** begin DATA PROVIDED **

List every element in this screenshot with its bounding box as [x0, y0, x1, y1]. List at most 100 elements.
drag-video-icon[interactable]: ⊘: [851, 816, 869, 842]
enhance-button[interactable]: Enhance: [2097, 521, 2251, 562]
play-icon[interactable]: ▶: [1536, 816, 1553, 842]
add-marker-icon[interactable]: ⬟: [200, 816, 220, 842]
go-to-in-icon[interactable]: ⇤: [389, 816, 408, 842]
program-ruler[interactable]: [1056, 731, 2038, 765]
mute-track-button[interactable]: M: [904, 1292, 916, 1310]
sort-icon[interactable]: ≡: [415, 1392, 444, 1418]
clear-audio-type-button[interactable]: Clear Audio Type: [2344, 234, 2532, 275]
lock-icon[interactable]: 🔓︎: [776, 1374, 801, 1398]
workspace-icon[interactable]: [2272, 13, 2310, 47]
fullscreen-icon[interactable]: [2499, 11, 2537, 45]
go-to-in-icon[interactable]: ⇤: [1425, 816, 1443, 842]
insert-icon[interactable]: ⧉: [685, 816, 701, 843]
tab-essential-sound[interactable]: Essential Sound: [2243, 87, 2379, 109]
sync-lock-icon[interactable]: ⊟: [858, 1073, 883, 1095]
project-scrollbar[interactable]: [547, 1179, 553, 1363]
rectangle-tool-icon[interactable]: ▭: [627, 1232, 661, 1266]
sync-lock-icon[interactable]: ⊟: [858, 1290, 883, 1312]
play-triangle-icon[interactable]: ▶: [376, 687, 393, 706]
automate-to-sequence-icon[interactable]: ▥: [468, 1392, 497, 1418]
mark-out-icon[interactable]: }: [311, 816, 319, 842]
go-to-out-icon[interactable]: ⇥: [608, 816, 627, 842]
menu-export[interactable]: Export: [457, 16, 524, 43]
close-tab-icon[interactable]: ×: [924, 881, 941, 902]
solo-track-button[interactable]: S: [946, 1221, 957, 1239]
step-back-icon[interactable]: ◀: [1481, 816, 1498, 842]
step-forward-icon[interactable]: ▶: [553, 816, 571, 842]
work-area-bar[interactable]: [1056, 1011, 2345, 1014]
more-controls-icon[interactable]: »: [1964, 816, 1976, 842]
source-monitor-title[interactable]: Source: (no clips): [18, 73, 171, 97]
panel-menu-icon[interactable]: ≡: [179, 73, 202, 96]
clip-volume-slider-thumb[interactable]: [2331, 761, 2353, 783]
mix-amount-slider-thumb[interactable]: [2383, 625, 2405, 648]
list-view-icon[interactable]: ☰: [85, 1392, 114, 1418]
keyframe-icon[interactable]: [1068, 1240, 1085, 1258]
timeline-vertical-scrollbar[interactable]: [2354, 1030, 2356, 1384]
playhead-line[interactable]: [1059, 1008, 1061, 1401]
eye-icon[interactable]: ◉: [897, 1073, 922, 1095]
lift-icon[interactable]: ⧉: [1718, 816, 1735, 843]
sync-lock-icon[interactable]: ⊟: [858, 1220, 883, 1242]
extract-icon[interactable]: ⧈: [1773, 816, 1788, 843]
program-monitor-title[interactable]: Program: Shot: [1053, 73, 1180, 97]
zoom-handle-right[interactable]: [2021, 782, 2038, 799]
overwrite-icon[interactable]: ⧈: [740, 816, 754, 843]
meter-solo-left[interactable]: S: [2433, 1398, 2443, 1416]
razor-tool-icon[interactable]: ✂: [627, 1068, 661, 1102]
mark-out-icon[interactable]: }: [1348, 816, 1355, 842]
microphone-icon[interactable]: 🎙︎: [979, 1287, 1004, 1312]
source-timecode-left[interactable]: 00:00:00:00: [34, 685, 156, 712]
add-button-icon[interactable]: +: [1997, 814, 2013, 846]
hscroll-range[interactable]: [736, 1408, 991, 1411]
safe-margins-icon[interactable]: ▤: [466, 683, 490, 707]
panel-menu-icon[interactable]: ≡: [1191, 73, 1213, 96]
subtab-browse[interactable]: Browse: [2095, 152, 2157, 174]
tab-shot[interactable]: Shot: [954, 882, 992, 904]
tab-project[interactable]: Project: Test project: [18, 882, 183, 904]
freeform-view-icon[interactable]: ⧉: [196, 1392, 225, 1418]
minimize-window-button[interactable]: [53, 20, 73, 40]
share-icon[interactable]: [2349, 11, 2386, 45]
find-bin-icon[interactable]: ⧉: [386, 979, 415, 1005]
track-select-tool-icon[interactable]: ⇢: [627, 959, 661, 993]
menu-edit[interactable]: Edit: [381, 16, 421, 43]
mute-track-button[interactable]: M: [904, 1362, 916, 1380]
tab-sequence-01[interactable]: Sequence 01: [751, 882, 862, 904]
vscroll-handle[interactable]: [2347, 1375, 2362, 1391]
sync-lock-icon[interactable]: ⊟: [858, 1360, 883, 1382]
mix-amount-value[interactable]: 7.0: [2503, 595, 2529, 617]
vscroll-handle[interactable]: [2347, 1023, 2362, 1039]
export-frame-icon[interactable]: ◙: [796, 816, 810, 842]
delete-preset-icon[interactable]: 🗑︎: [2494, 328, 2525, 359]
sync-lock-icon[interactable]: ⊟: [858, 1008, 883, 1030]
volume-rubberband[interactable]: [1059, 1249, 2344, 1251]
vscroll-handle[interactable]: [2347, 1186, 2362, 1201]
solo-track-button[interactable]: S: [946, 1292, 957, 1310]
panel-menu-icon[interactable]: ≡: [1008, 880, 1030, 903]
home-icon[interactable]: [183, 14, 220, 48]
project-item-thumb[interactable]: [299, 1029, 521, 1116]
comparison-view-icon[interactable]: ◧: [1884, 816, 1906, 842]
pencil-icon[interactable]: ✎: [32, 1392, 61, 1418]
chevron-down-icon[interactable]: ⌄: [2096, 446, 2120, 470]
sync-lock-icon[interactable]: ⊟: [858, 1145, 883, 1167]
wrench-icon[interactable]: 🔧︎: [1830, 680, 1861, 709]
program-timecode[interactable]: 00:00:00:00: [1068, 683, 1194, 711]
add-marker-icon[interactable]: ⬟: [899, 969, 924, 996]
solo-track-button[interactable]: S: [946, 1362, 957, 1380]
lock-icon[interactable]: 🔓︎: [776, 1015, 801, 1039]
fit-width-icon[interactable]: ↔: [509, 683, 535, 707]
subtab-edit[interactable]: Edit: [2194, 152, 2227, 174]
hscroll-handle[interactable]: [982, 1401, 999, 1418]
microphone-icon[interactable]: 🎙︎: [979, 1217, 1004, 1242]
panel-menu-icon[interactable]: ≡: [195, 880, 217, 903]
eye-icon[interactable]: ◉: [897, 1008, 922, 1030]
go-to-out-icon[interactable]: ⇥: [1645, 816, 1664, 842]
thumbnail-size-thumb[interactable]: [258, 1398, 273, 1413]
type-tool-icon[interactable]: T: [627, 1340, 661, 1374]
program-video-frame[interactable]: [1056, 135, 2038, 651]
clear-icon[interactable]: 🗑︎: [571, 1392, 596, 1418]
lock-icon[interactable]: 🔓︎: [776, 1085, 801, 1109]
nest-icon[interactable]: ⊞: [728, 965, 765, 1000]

** end DATA PROVIDED **

* **CHALLENGE**: Please copy the entries above line for line, with no changes.

* **SOLUTION**:
List every element in this screenshot with its bounding box as [x0, y0, x1, y1]. List at most 100 elements.
drag-video-icon[interactable]: ⊘: [851, 816, 869, 842]
enhance-button[interactable]: Enhance: [2097, 521, 2251, 562]
play-icon[interactable]: ▶: [1536, 816, 1553, 842]
add-marker-icon[interactable]: ⬟: [200, 816, 220, 842]
go-to-in-icon[interactable]: ⇤: [389, 816, 408, 842]
program-ruler[interactable]: [1056, 731, 2038, 765]
mute-track-button[interactable]: M: [904, 1292, 916, 1310]
sort-icon[interactable]: ≡: [415, 1392, 444, 1418]
clear-audio-type-button[interactable]: Clear Audio Type: [2344, 234, 2532, 275]
lock-icon[interactable]: 🔓︎: [776, 1374, 801, 1398]
workspace-icon[interactable]: [2272, 13, 2310, 47]
fullscreen-icon[interactable]: [2499, 11, 2537, 45]
go-to-in-icon[interactable]: ⇤: [1425, 816, 1443, 842]
insert-icon[interactable]: ⧉: [685, 816, 701, 843]
tab-essential-sound[interactable]: Essential Sound: [2243, 87, 2379, 109]
sync-lock-icon[interactable]: ⊟: [858, 1073, 883, 1095]
project-scrollbar[interactable]: [547, 1179, 553, 1363]
rectangle-tool-icon[interactable]: ▭: [627, 1232, 661, 1266]
sync-lock-icon[interactable]: ⊟: [858, 1290, 883, 1312]
play-triangle-icon[interactable]: ▶: [376, 687, 393, 706]
automate-to-sequence-icon[interactable]: ▥: [468, 1392, 497, 1418]
mark-out-icon[interactable]: }: [311, 816, 319, 842]
go-to-out-icon[interactable]: ⇥: [608, 816, 627, 842]
menu-export[interactable]: Export: [457, 16, 524, 43]
close-tab-icon[interactable]: ×: [924, 881, 941, 902]
solo-track-button[interactable]: S: [946, 1221, 957, 1239]
step-back-icon[interactable]: ◀: [1481, 816, 1498, 842]
step-forward-icon[interactable]: ▶: [553, 816, 571, 842]
work-area-bar[interactable]: [1056, 1011, 2345, 1014]
more-controls-icon[interactable]: »: [1964, 816, 1976, 842]
source-monitor-title[interactable]: Source: (no clips): [18, 73, 171, 97]
panel-menu-icon[interactable]: ≡: [179, 73, 202, 96]
clip-volume-slider-thumb[interactable]: [2331, 761, 2353, 783]
mix-amount-slider-thumb[interactable]: [2383, 625, 2405, 648]
list-view-icon[interactable]: ☰: [85, 1392, 114, 1418]
keyframe-icon[interactable]: [1068, 1240, 1085, 1258]
timeline-vertical-scrollbar[interactable]: [2354, 1030, 2356, 1384]
playhead-line[interactable]: [1059, 1008, 1061, 1401]
eye-icon[interactable]: ◉: [897, 1073, 922, 1095]
lift-icon[interactable]: ⧉: [1718, 816, 1735, 843]
sync-lock-icon[interactable]: ⊟: [858, 1220, 883, 1242]
extract-icon[interactable]: ⧈: [1773, 816, 1788, 843]
program-monitor-title[interactable]: Program: Shot: [1053, 73, 1180, 97]
zoom-handle-right[interactable]: [2021, 782, 2038, 799]
overwrite-icon[interactable]: ⧈: [740, 816, 754, 843]
meter-solo-left[interactable]: S: [2433, 1398, 2443, 1416]
razor-tool-icon[interactable]: ✂: [627, 1068, 661, 1102]
mark-out-icon[interactable]: }: [1348, 816, 1355, 842]
microphone-icon[interactable]: 🎙︎: [979, 1287, 1004, 1312]
source-timecode-left[interactable]: 00:00:00:00: [34, 685, 156, 712]
add-button-icon[interactable]: +: [1997, 814, 2013, 846]
hscroll-range[interactable]: [736, 1408, 991, 1411]
safe-margins-icon[interactable]: ▤: [466, 683, 490, 707]
panel-menu-icon[interactable]: ≡: [1191, 73, 1213, 96]
subtab-browse[interactable]: Browse: [2095, 152, 2157, 174]
tab-shot[interactable]: Shot: [954, 882, 992, 904]
tab-project[interactable]: Project: Test project: [18, 882, 183, 904]
freeform-view-icon[interactable]: ⧉: [196, 1392, 225, 1418]
minimize-window-button[interactable]: [53, 20, 73, 40]
share-icon[interactable]: [2349, 11, 2386, 45]
find-bin-icon[interactable]: ⧉: [386, 979, 415, 1005]
track-select-tool-icon[interactable]: ⇢: [627, 959, 661, 993]
menu-edit[interactable]: Edit: [381, 16, 421, 43]
mute-track-button[interactable]: M: [904, 1362, 916, 1380]
tab-sequence-01[interactable]: Sequence 01: [751, 882, 862, 904]
vscroll-handle[interactable]: [2347, 1375, 2362, 1391]
sync-lock-icon[interactable]: ⊟: [858, 1360, 883, 1382]
mix-amount-value[interactable]: 7.0: [2503, 595, 2529, 617]
vscroll-handle[interactable]: [2347, 1023, 2362, 1039]
export-frame-icon[interactable]: ◙: [796, 816, 810, 842]
delete-preset-icon[interactable]: 🗑︎: [2494, 328, 2525, 359]
sync-lock-icon[interactable]: ⊟: [858, 1008, 883, 1030]
volume-rubberband[interactable]: [1059, 1249, 2344, 1251]
vscroll-handle[interactable]: [2347, 1186, 2362, 1201]
solo-track-button[interactable]: S: [946, 1292, 957, 1310]
panel-menu-icon[interactable]: ≡: [1008, 880, 1030, 903]
home-icon[interactable]: [183, 14, 220, 48]
project-item-thumb[interactable]: [299, 1029, 521, 1116]
comparison-view-icon[interactable]: ◧: [1884, 816, 1906, 842]
pencil-icon[interactable]: ✎: [32, 1392, 61, 1418]
chevron-down-icon[interactable]: ⌄: [2096, 446, 2120, 470]
sync-lock-icon[interactable]: ⊟: [858, 1145, 883, 1167]
wrench-icon[interactable]: 🔧︎: [1830, 680, 1861, 709]
program-timecode[interactable]: 00:00:00:00: [1068, 683, 1194, 711]
add-marker-icon[interactable]: ⬟: [899, 969, 924, 996]
solo-track-button[interactable]: S: [946, 1362, 957, 1380]
lock-icon[interactable]: 🔓︎: [776, 1015, 801, 1039]
fit-width-icon[interactable]: ↔: [509, 683, 535, 707]
subtab-edit[interactable]: Edit: [2194, 152, 2227, 174]
hscroll-handle[interactable]: [982, 1401, 999, 1418]
microphone-icon[interactable]: 🎙︎: [979, 1217, 1004, 1242]
panel-menu-icon[interactable]: ≡: [195, 880, 217, 903]
eye-icon[interactable]: ◉: [897, 1008, 922, 1030]
go-to-out-icon[interactable]: ⇥: [1645, 816, 1664, 842]
thumbnail-size-thumb[interactable]: [258, 1398, 273, 1413]
type-tool-icon[interactable]: T: [627, 1340, 661, 1374]
program-video-frame[interactable]: [1056, 135, 2038, 651]
clear-icon[interactable]: 🗑︎: [571, 1392, 596, 1418]
lock-icon[interactable]: 🔓︎: [776, 1085, 801, 1109]
nest-icon[interactable]: ⊞: [728, 965, 765, 1000]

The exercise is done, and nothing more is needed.